-- start --

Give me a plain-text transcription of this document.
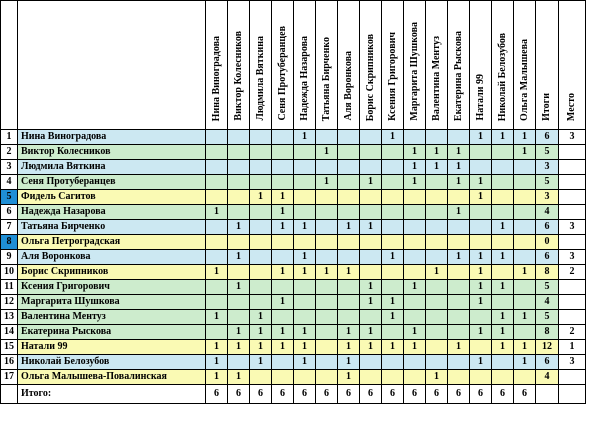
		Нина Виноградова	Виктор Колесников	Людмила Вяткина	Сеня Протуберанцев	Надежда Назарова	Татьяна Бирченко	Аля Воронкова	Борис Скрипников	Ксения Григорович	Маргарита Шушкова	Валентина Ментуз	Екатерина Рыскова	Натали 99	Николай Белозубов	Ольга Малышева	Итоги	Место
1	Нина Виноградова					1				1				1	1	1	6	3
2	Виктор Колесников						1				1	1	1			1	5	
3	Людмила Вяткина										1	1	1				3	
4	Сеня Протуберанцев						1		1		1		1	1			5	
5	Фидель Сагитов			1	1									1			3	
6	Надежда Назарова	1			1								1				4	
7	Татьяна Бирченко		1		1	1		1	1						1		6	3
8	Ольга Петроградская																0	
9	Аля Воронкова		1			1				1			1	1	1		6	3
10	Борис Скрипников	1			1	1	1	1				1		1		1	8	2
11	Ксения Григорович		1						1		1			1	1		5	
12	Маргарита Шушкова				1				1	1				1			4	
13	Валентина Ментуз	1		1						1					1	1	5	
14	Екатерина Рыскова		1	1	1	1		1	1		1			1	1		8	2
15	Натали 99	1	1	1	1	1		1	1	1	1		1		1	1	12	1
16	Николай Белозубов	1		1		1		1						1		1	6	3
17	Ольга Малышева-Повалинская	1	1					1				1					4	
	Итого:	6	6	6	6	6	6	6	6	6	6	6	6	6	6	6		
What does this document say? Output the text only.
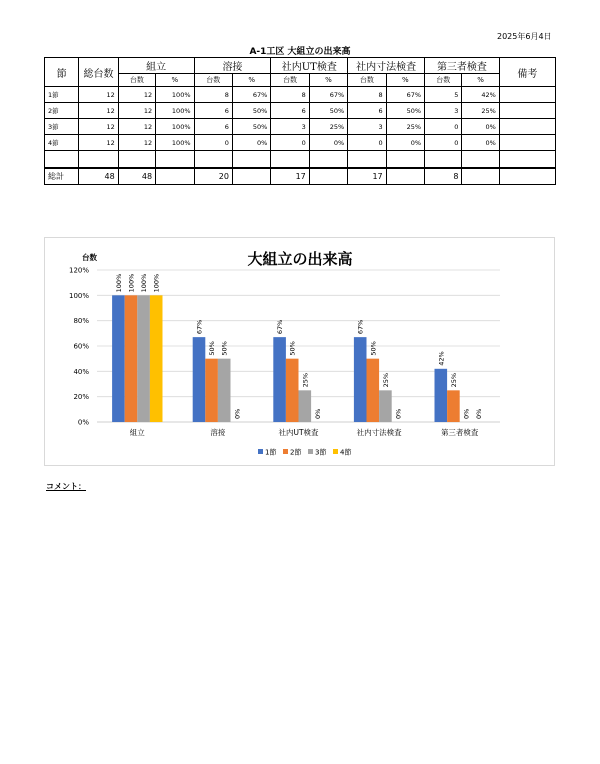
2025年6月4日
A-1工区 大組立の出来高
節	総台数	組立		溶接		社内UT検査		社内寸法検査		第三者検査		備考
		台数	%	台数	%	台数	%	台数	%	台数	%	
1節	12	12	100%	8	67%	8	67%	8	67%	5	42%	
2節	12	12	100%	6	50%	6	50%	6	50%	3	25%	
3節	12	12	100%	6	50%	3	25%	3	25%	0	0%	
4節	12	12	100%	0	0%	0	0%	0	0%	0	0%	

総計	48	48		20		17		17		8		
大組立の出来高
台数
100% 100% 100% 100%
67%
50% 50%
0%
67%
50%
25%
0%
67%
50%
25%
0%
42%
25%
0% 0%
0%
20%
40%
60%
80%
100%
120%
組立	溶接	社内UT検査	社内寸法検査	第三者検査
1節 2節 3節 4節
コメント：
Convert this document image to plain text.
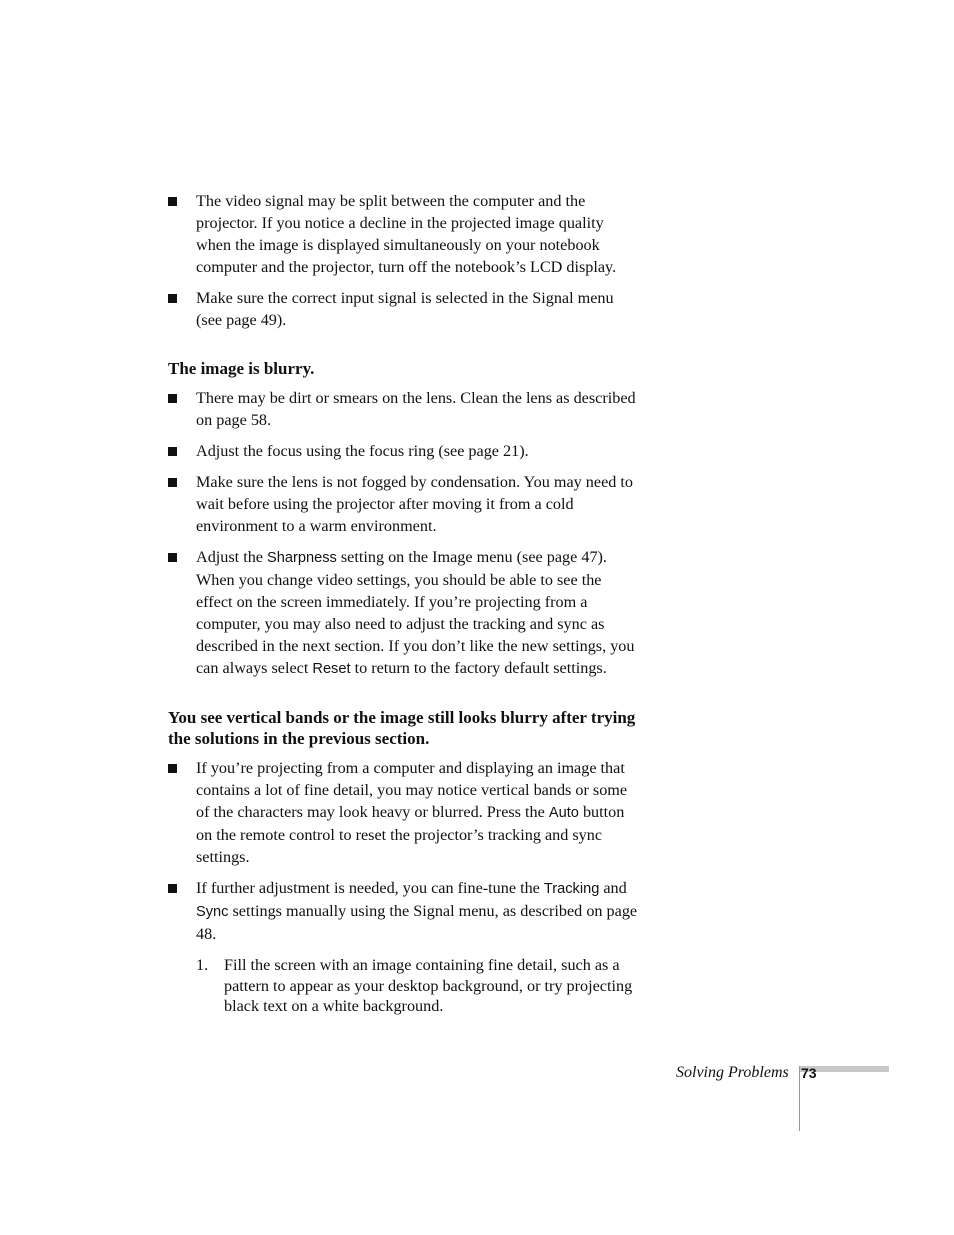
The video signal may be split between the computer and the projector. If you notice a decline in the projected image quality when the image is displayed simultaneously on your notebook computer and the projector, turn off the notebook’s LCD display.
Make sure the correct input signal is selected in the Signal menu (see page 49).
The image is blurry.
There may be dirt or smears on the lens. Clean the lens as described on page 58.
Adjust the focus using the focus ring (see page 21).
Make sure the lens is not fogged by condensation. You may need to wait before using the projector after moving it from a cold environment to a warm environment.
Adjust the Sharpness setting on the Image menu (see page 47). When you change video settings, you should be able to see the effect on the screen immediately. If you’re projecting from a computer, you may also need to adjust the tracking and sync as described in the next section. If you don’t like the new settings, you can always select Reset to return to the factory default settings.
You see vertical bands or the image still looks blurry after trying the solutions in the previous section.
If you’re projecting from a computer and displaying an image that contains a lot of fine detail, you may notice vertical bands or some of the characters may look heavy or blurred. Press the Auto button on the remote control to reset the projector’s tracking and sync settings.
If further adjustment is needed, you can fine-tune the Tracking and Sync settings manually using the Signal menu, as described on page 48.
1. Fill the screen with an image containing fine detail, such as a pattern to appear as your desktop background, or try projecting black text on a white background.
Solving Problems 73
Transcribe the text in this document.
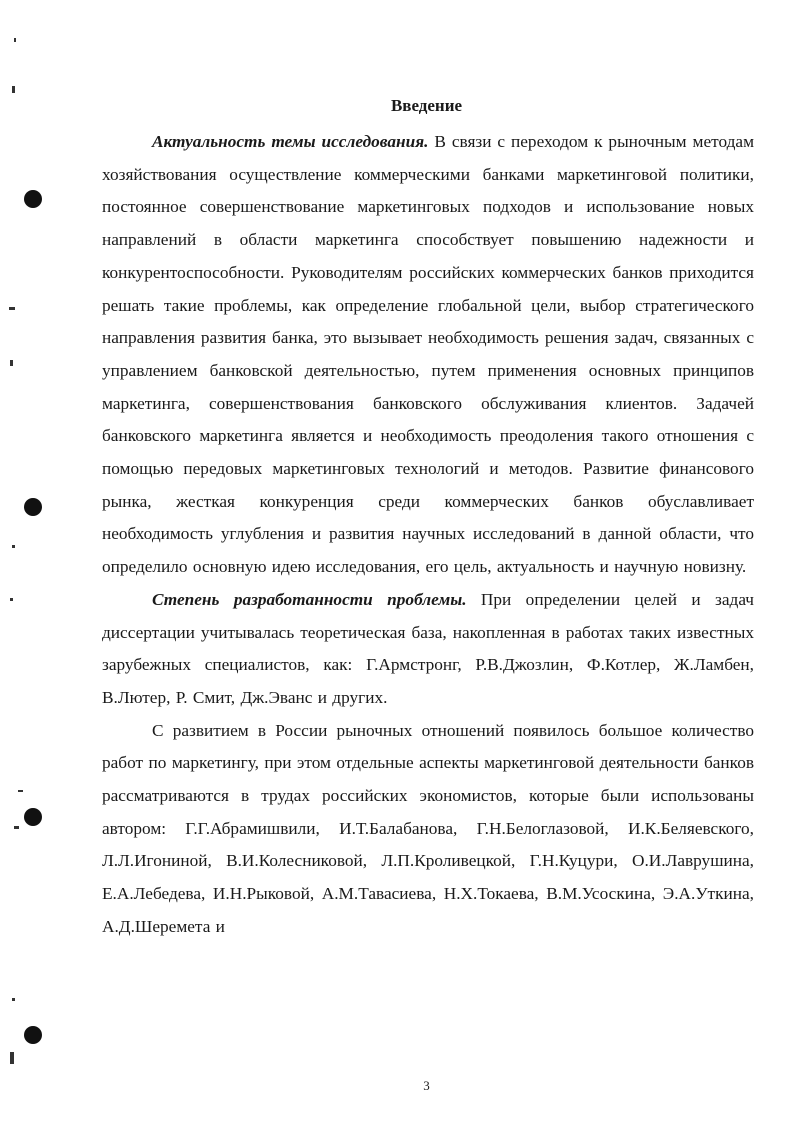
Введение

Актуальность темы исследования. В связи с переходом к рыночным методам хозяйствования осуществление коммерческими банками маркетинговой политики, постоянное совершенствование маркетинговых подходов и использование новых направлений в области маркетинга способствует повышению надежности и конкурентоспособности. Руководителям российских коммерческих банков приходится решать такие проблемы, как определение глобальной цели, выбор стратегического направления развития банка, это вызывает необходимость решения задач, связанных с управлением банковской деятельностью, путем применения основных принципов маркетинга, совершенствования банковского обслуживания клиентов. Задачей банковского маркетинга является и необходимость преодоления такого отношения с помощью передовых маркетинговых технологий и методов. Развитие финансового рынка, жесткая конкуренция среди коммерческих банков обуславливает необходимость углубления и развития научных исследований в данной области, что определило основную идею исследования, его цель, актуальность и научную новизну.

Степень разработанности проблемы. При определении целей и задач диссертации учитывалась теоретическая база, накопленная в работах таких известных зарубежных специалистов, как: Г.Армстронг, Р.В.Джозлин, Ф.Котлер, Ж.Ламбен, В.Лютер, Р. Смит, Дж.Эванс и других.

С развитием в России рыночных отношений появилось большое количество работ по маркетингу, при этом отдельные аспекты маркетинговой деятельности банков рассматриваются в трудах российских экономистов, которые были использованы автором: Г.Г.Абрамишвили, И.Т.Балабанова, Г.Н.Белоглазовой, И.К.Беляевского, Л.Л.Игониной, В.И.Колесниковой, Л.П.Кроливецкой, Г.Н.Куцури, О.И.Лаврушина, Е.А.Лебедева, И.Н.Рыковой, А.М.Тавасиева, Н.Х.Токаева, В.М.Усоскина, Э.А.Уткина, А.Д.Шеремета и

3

-- end --

Every entry above needs to be retyped exactly; drop the pictures.

Written answer —
Give me a plain-text transcription of this document.
		Нина Виноградова	Виктор Колесников	Людмила Вяткина	Сеня Протуберанцев	Надежда Назарова	Татьяна Бирченко	Аля Воронкова	Борис Скрипников	Ксения Григорович	Маргарита Шушкова	Валентина Ментуз	Екатерина Рыскова	Натали 99	Николай Белозубов	Ольга Малышева	Итоги	Место
1	Нина Виноградова					1				1				1	1	1	6	3
2	Виктор Колесников						1				1	1	1			1	5	
3	Людмила Вяткина										1	1	1				3	
4	Сеня Протуберанцев						1		1		1		1	1			5	
5	Фидель Сагитов			1	1									1			3	
6	Надежда Назарова	1			1								1				4	
7	Татьяна Бирченко		1		1	1		1	1						1		6	3
8	Ольга Петроградская																0	
9	Аля Воронкова		1			1				1			1	1	1		6	3
10	Борис Скрипников	1			1	1	1	1				1		1		1	8	2
11	Ксения Григорович		1						1		1			1	1		5	
12	Маргарита Шушкова				1				1	1				1			4	
13	Валентина Ментуз	1		1						1					1	1	5	
14	Екатерина Рыскова		1	1	1	1		1	1		1			1	1		8	2
15	Натали 99	1	1	1	1	1		1	1	1	1		1		1	1	12	1
16	Николай Белозубов	1		1		1		1						1		1	6	3
17	Ольга Малышева-Повалинская	1	1					1				1					4	
	Итого:	6	6	6	6	6	6	6	6	6	6	6	6	6	6	6		
What does this document say? Output the text only.
2025年6月4日
A-1工区 大組立の出来高
節	総台数	組立		溶接		社内UT検査		社内寸法検査		第三者検査		備考
		台数	%	台数	%	台数	%	台数	%	台数	%	
1節	12	12	100%	8	67%	8	67%	8	67%	5	42%	
2節	12	12	100%	6	50%	6	50%	6	50%	3	25%	
3節	12	12	100%	6	50%	3	25%	3	25%	0	0%	
4節	12	12	100%	0	0%	0	0%	0	0%	0	0%	

総計	48	48		20		17		17		8		
大組立の出来高
台数
100% 100% 100% 100%
67%
50% 50%
0%
67%
50%
25%
0%
67%
50%
25%
0%
42%
25%
0% 0%
0%
20%
40%
60%
80%
100%
120%
組立	溶接	社内UT検査	社内寸法検査	第三者検査
1節 2節 3節 4節
コメント：
Convert this document image to plain text.
The video signal may be split between the computer and the projector. If you notice a decline in the projected image quality when the image is displayed simultaneously on your notebook computer and the projector, turn off the notebook’s LCD display.
Make sure the correct input signal is selected in the Signal menu (see page 49).
The image is blurry.
There may be dirt or smears on the lens. Clean the lens as described on page 58.
Adjust the focus using the focus ring (see page 21).
Make sure the lens is not fogged by condensation. You may need to wait before using the projector after moving it from a cold environment to a warm environment.
Adjust the Sharpness setting on the Image menu (see page 47). When you change video settings, you should be able to see the effect on the screen immediately. If you’re projecting from a computer, you may also need to adjust the tracking and sync as described in the next section. If you don’t like the new settings, you can always select Reset to return to the factory default settings.
You see vertical bands or the image still looks blurry after trying the solutions in the previous section.
If you’re projecting from a computer and displaying an image that contains a lot of fine detail, you may notice vertical bands or some of the characters may look heavy or blurred. Press the Auto button on the remote control to reset the projector’s tracking and sync settings.
If further adjustment is needed, you can fine-tune the Tracking and Sync settings manually using the Signal menu, as described on page 48.
1. Fill the screen with an image containing fine detail, such as a pattern to appear as your desktop background, or try projecting black text on a white background.
Solving Problems 73
Transcribe the text in this document.
Введение

Актуальность темы исследования. В связи с переходом к рыночным методам хозяйствования осуществление коммерческими банками маркетинговой политики, постоянное совершенствование маркетинговых подходов и использование новых направлений в области маркетинга способствует повышению надежности и конкурентоспособности. Руководителям российских коммерческих банков приходится решать такие проблемы, как определение глобальной цели, выбор стратегического направления развития банка, это вызывает необходимость решения задач, связанных с управлением банковской деятельностью, путем применения основных принципов маркетинга, совершенствования банковского обслуживания клиентов. Задачей банковского маркетинга является и необходимость преодоления такого отношения с помощью передовых маркетинговых технологий и методов. Развитие финансового рынка, жесткая конкуренция среди коммерческих банков обуславливает необходимость углубления и развития научных исследований в данной области, что определило основную идею исследования, его цель, актуальность и научную новизну.

Степень разработанности проблемы. При определении целей и задач диссертации учитывалась теоретическая база, накопленная в работах таких известных зарубежных специалистов, как: Г.Армстронг, Р.В.Джозлин, Ф.Котлер, Ж.Ламбен, В.Лютер, Р. Смит, Дж.Эванс и других.

С развитием в России рыночных отношений появилось большое количество работ по маркетингу, при этом отдельные аспекты маркетинговой деятельности банков рассматриваются в трудах российских экономистов, которые были использованы автором: Г.Г.Абрамишвили, И.Т.Балабанова, Г.Н.Белоглазовой, И.К.Беляевского, Л.Л.Игониной, В.И.Колесниковой, Л.П.Кроливецкой, Г.Н.Куцури, О.И.Лаврушина, Е.А.Лебедева, И.Н.Рыковой, А.М.Тавасиева, Н.Х.Токаева, В.М.Усоскина, Э.А.Уткина, А.Д.Шеремета и

3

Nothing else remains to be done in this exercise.